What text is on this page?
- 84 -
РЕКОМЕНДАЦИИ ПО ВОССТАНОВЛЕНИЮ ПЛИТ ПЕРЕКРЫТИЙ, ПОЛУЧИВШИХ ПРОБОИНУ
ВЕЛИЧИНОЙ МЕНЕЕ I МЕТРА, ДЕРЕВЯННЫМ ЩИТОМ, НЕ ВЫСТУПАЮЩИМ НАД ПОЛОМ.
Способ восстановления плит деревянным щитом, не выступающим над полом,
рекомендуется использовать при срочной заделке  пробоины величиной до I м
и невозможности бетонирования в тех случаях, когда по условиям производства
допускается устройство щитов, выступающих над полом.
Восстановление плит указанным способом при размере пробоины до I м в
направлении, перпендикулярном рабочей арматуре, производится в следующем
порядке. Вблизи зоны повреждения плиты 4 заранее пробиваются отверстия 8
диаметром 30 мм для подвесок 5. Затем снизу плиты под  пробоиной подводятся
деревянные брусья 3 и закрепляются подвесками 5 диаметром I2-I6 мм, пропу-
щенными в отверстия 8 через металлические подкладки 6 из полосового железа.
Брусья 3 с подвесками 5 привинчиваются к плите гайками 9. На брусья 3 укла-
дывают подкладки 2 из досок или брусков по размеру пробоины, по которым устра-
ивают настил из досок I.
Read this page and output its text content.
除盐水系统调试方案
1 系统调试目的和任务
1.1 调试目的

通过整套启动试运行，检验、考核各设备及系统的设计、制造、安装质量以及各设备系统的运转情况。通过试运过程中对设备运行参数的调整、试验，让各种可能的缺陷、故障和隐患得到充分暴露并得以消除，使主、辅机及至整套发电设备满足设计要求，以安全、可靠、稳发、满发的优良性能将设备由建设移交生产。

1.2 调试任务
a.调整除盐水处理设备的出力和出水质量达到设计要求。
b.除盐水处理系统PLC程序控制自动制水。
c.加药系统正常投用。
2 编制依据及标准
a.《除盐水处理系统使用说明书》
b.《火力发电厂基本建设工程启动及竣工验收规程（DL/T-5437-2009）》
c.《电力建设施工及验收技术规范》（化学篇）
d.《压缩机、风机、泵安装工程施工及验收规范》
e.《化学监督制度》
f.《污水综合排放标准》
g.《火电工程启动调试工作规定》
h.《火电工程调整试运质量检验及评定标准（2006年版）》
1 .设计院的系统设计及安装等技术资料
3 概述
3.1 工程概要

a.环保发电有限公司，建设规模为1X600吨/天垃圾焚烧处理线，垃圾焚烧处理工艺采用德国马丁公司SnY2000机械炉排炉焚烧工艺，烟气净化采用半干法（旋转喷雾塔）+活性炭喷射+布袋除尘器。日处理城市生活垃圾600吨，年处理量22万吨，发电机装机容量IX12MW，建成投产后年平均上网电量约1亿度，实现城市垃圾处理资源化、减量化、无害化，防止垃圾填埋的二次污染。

---------------

Write the data from above out again, exactly.

What text is on this page?
- 84 -
РЕКОМЕНДАЦИИ ПО ВОССТАНОВЛЕНИЮ ПЛИТ ПЕРЕКРЫТИЙ, ПОЛУЧИВШИХ ПРОБОИНУ
ВЕЛИЧИНОЙ МЕНЕЕ I МЕТРА, ДЕРЕВЯННЫМ ЩИТОМ, НЕ ВЫСТУПАЮЩИМ НАД ПОЛОМ.
Способ восстановления плит деревянным щитом, не выступающим над полом,
рекомендуется использовать при срочной заделке  пробоины величиной до I м
и невозможности бетонирования в тех случаях, когда по условиям производства
допускается устройство щитов, выступающих над полом.
Восстановление плит указанным способом при размере пробоины до I м в
направлении, перпендикулярном рабочей арматуре, производится в следующем
порядке. Вблизи зоны повреждения плиты 4 заранее пробиваются отверстия 8
диаметром 30 мм для подвесок 5. Затем снизу плиты под  пробоиной подводятся
деревянные брусья 3 и закрепляются подвесками 5 диаметром I2-I6 мм, пропу-
щенными в отверстия 8 через металлические подкладки 6 из полосового железа.
Брусья 3 с подвесками 5 привинчиваются к плите гайками 9. На брусья 3 укла-
дывают подкладки 2 из досок или брусков по размеру пробоины, по которым устра-
ивают настил из досок I.
Read this page and output its text content.
除盐水系统调试方案
1 系统调试目的和任务
1.1 调试目的

通过整套启动试运行，检验、考核各设备及系统的设计、制造、安装质量以及各设备系统的运转情况。通过试运过程中对设备运行参数的调整、试验，让各种可能的缺陷、故障和隐患得到充分暴露并得以消除，使主、辅机及至整套发电设备满足设计要求，以安全、可靠、稳发、满发的优良性能将设备由建设移交生产。

1.2 调试任务
a.调整除盐水处理设备的出力和出水质量达到设计要求。
b.除盐水处理系统PLC程序控制自动制水。
c.加药系统正常投用。
2 编制依据及标准
a.《除盐水处理系统使用说明书》
b.《火力发电厂基本建设工程启动及竣工验收规程（DL/T-5437-2009）》
c.《电力建设施工及验收技术规范》（化学篇）
d.《压缩机、风机、泵安装工程施工及验收规范》
e.《化学监督制度》
f.《污水综合排放标准》
g.《火电工程启动调试工作规定》
h.《火电工程调整试运质量检验及评定标准（2006年版）》
1 .设计院的系统设计及安装等技术资料
3 概述
3.1 工程概要

a.环保发电有限公司，建设规模为1X600吨/天垃圾焚烧处理线，垃圾焚烧处理工艺采用德国马丁公司SnY2000机械炉排炉焚烧工艺，烟气净化采用半干法（旋转喷雾塔）+活性炭喷射+布袋除尘器。日处理城市生活垃圾600吨，年处理量22万吨，发电机装机容量IX12MW，建成投产后年平均上网电量约1亿度，实现城市垃圾处理资源化、减量化、无害化，防止垃圾填埋的二次污染。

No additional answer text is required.